* _Aim of the exercise_
Restate, word for word, every line of the data.

Entries with figure data:
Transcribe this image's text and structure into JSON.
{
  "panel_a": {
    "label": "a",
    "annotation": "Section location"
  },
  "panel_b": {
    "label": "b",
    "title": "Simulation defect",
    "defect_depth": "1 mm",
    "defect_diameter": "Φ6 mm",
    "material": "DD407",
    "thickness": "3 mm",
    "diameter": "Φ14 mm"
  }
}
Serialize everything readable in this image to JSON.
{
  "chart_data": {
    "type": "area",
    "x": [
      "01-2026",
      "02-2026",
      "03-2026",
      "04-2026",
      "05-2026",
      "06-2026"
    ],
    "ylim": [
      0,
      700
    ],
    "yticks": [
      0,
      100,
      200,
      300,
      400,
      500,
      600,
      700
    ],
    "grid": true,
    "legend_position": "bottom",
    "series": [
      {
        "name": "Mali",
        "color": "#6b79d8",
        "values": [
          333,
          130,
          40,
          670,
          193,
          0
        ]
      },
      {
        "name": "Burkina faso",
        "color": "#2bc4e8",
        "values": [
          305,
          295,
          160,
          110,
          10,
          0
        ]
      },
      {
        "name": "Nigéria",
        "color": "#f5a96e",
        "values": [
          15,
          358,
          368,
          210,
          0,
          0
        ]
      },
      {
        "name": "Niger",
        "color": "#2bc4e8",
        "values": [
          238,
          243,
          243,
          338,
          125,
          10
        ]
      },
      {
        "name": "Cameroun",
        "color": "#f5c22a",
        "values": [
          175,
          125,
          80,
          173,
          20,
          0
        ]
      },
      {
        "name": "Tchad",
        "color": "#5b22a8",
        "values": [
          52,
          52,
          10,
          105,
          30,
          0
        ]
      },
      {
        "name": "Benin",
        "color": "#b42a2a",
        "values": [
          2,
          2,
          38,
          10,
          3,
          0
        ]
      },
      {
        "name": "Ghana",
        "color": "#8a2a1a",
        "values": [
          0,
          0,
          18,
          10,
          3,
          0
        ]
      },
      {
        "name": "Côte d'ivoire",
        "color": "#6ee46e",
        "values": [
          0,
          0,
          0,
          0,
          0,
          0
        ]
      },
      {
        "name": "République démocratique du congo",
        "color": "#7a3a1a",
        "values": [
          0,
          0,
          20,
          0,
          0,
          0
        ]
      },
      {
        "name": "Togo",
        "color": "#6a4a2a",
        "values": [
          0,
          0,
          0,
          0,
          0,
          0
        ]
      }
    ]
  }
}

* _Complete answer_
Transcribe this image's text and structure into JSON.
{
  "panel_a": {
    "label": "a",
    "annotation": "Section location"
  },
  "panel_b": {
    "label": "b",
    "title": "Simulation defect",
    "defect_depth": "1 mm",
    "defect_diameter": "Φ6 mm",
    "material": "DD407",
    "thickness": "3 mm",
    "diameter": "Φ14 mm"
  }
}
Serialize everything readable in this image to JSON.
{
  "chart_data": {
    "type": "area",
    "x": [
      "01-2026",
      "02-2026",
      "03-2026",
      "04-2026",
      "05-2026",
      "06-2026"
    ],
    "ylim": [
      0,
      700
    ],
    "yticks": [
      0,
      100,
      200,
      300,
      400,
      500,
      600,
      700
    ],
    "grid": true,
    "legend_position": "bottom",
    "series": [
      {
        "name": "Mali",
        "color": "#6b79d8",
        "values": [
          333,
          130,
          40,
          670,
          193,
          0
        ]
      },
      {
        "name": "Burkina faso",
        "color": "#2bc4e8",
        "values": [
          305,
          295,
          160,
          110,
          10,
          0
        ]
      },
      {
        "name": "Nigéria",
        "color": "#f5a96e",
        "values": [
          15,
          358,
          368,
          210,
          0,
          0
        ]
      },
      {
        "name": "Niger",
        "color": "#2bc4e8",
        "values": [
          238,
          243,
          243,
          338,
          125,
          10
        ]
      },
      {
        "name": "Cameroun",
        "color": "#f5c22a",
        "values": [
          175,
          125,
          80,
          173,
          20,
          0
        ]
      },
      {
        "name": "Tchad",
        "color": "#5b22a8",
        "values": [
          52,
          52,
          10,
          105,
          30,
          0
        ]
      },
      {
        "name": "Benin",
        "color": "#b42a2a",
        "values": [
          2,
          2,
          38,
          10,
          3,
          0
        ]
      },
      {
        "name": "Ghana",
        "color": "#8a2a1a",
        "values": [
          0,
          0,
          18,
          10,
          3,
          0
        ]
      },
      {
        "name": "Côte d'ivoire",
        "color": "#6ee46e",
        "values": [
          0,
          0,
          0,
          0,
          0,
          0
        ]
      },
      {
        "name": "République démocratique du congo",
        "color": "#7a3a1a",
        "values": [
          0,
          0,
          20,
          0,
          0,
          0
        ]
      },
      {
        "name": "Togo",
        "color": "#6a4a2a",
        "values": [
          0,
          0,
          0,
          0,
          0,
          0
        ]
      }
    ]
  }
}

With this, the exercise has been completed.